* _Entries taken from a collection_

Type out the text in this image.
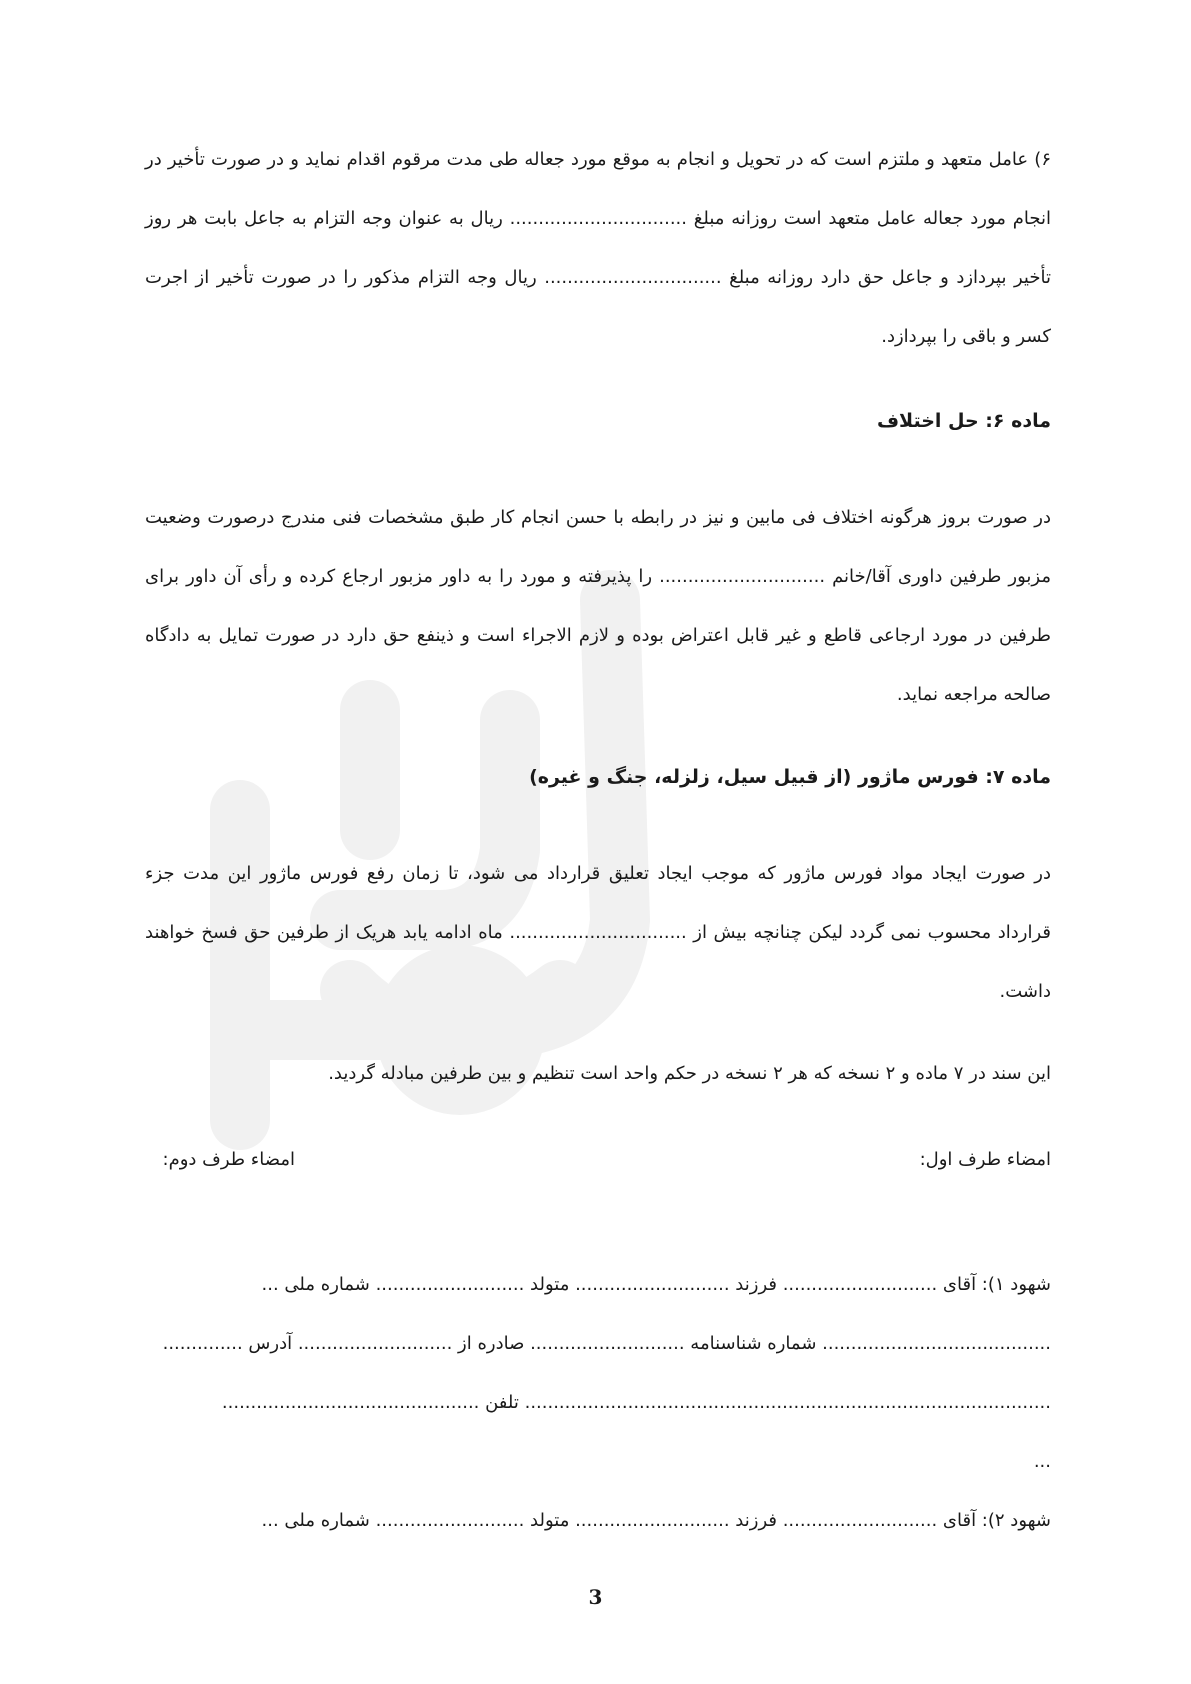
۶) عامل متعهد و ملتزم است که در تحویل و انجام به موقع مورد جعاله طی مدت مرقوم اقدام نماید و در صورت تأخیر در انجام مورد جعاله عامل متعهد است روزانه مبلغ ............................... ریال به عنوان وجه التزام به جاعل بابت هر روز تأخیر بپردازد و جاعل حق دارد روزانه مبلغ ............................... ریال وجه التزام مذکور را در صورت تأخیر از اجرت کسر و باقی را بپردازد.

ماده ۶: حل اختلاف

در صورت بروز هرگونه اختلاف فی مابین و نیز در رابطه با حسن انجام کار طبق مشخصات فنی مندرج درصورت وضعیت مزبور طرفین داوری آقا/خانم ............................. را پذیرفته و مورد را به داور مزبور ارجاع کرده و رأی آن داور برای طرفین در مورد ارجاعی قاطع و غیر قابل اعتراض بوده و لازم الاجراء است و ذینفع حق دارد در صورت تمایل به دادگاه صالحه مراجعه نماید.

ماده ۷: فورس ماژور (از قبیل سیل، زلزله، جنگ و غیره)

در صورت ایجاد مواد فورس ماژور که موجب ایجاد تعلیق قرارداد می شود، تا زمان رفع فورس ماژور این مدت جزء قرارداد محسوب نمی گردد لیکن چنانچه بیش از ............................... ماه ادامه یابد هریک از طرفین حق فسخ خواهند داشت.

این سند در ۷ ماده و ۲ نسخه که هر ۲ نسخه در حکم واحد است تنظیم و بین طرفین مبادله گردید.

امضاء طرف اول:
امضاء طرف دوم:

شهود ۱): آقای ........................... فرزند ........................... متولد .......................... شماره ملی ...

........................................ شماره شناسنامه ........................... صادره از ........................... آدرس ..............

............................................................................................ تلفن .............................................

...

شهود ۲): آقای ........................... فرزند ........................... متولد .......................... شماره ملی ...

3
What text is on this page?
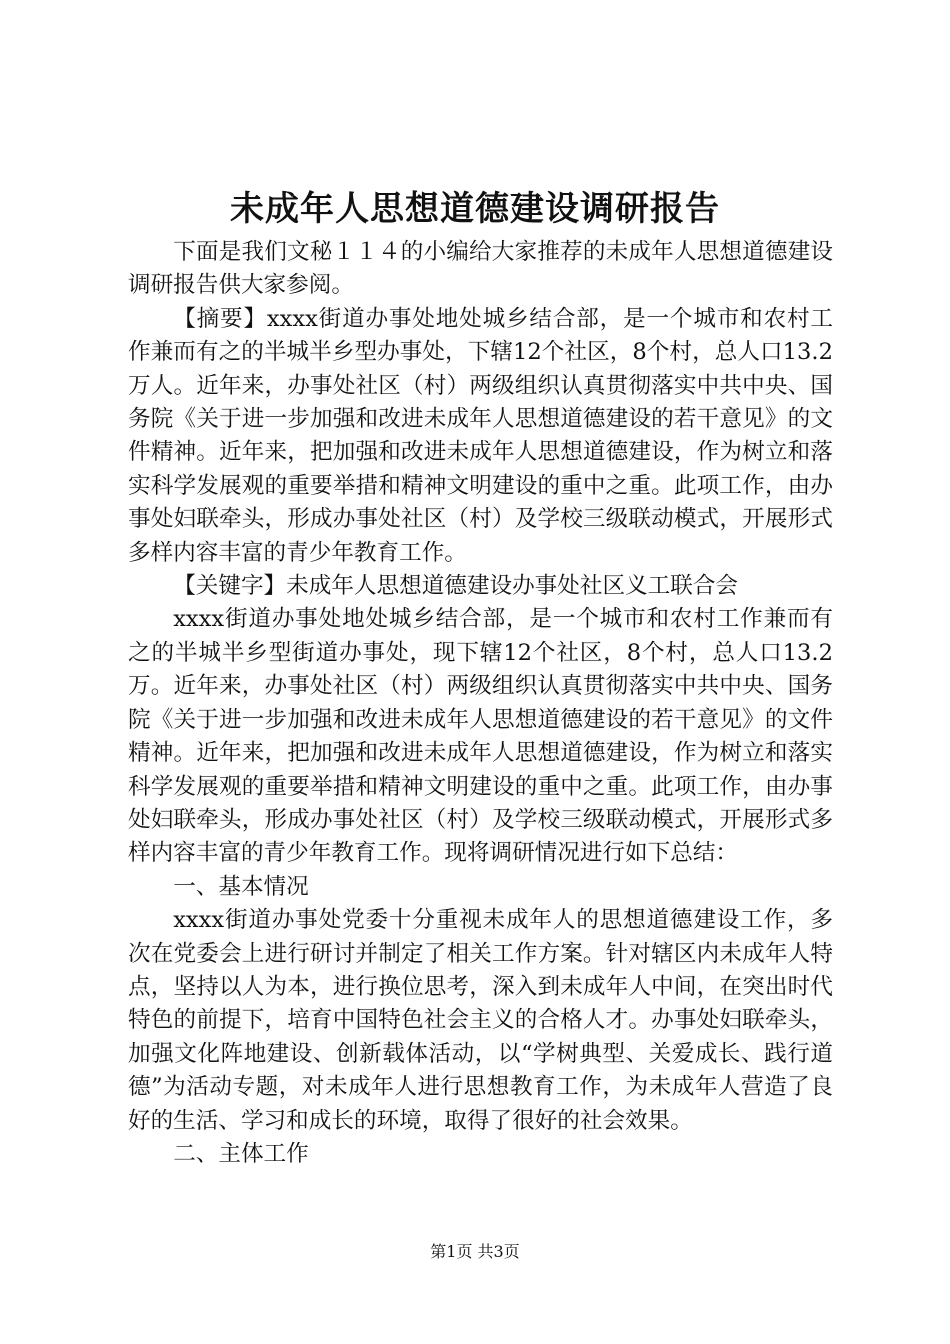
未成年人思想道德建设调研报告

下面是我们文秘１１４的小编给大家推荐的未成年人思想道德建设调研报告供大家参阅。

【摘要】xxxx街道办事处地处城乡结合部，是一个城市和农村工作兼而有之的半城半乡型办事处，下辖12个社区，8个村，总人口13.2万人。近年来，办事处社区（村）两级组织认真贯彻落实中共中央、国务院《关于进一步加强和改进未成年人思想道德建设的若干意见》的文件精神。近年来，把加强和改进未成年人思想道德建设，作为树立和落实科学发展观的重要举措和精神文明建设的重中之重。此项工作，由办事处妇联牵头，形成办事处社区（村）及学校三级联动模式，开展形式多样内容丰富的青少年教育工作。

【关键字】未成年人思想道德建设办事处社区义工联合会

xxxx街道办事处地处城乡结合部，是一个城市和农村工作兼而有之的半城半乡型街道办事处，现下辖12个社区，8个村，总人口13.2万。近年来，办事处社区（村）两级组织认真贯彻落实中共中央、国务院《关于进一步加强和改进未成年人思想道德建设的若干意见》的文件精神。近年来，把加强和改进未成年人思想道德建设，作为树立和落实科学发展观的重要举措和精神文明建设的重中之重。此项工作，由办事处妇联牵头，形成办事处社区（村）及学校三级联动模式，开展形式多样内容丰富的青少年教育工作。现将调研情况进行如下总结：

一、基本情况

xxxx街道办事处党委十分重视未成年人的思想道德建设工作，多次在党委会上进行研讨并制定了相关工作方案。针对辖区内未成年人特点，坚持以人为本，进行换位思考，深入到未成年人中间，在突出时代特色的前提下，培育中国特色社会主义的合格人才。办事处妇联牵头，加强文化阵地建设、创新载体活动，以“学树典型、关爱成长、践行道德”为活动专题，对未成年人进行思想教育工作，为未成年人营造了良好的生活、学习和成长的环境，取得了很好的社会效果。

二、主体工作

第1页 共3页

--

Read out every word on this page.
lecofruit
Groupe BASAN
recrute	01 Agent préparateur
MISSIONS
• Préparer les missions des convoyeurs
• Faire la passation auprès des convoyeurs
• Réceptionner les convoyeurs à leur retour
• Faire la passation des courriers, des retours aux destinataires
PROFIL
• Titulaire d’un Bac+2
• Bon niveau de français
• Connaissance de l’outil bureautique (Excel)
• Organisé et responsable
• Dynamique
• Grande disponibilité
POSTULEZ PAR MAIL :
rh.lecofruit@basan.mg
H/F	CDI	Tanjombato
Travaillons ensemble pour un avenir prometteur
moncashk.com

* _What the exercise asks_
Reply with nothing but the number of lines in the data above that contain "passation".

* _Written reply_
2